# START OF Data in this exercise

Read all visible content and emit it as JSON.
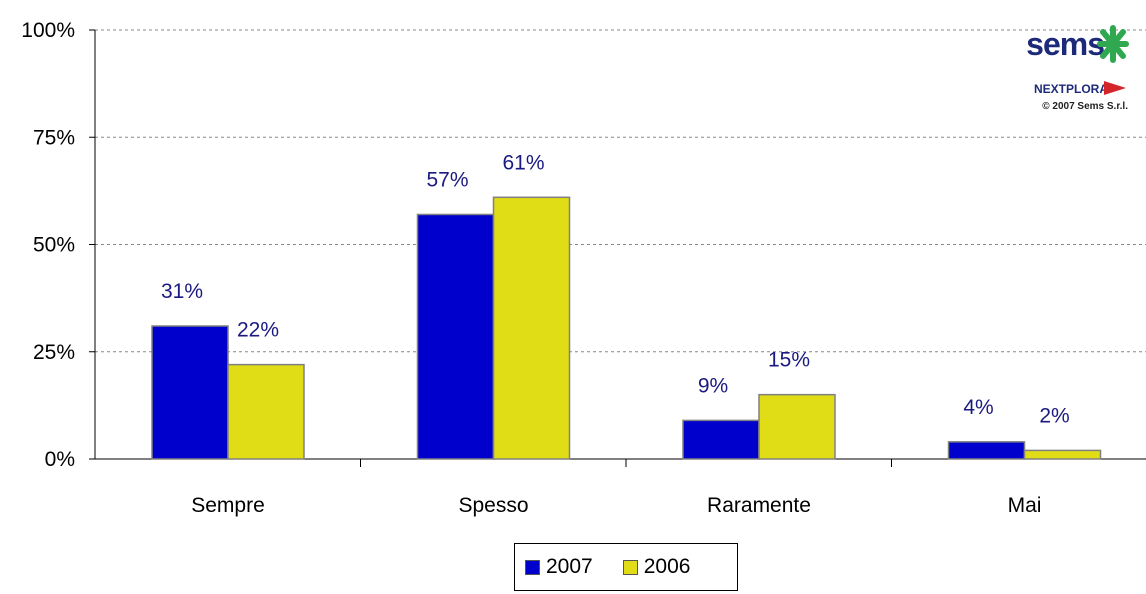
{
  "chart_data": {
    "type": "bar",
    "categories": [
      "Sempre",
      "Spesso",
      "Raramente",
      "Mai"
    ],
    "series": [
      {
        "name": "2007",
        "color": "#0000cc",
        "values": [
          31,
          57,
          9,
          4
        ],
        "labels": [
          "31%",
          "57%",
          "9%",
          "4%"
        ]
      },
      {
        "name": "2006",
        "color": "#e0dc16",
        "values": [
          22,
          61,
          15,
          2
        ],
        "labels": [
          "22%",
          "61%",
          "15%",
          "2%"
        ]
      }
    ],
    "y_ticks": [
      "0%",
      "25%",
      "50%",
      "75%",
      "100%"
    ],
    "ylim": [
      0,
      100
    ],
    "grid": "horizontal dashed",
    "legend_position": "bottom-center",
    "label_color": "#1a1a80"
  },
  "logo": {
    "brand": "sems",
    "sub": "NEXTPLORA",
    "copyright": "© 2007 Sems S.r.l."
  }
}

# END OF Data in this exercise

● **Directions for this task**
Print the entries above exactly, taking out only the pictures.

● **Correct result**
Read all visible content and emit it as JSON.
{
  "chart_data": {
    "type": "bar",
    "categories": [
      "Sempre",
      "Spesso",
      "Raramente",
      "Mai"
    ],
    "series": [
      {
        "name": "2007",
        "color": "#0000cc",
        "values": [
          31,
          57,
          9,
          4
        ],
        "labels": [
          "31%",
          "57%",
          "9%",
          "4%"
        ]
      },
      {
        "name": "2006",
        "color": "#e0dc16",
        "values": [
          22,
          61,
          15,
          2
        ],
        "labels": [
          "22%",
          "61%",
          "15%",
          "2%"
        ]
      }
    ],
    "y_ticks": [
      "0%",
      "25%",
      "50%",
      "75%",
      "100%"
    ],
    "ylim": [
      0,
      100
    ],
    "grid": "horizontal dashed",
    "legend_position": "bottom-center",
    "label_color": "#1a1a80"
  },
  "logo": {
    "brand": "sems",
    "sub": "NEXTPLORA",
    "copyright": "© 2007 Sems S.r.l."
  }
}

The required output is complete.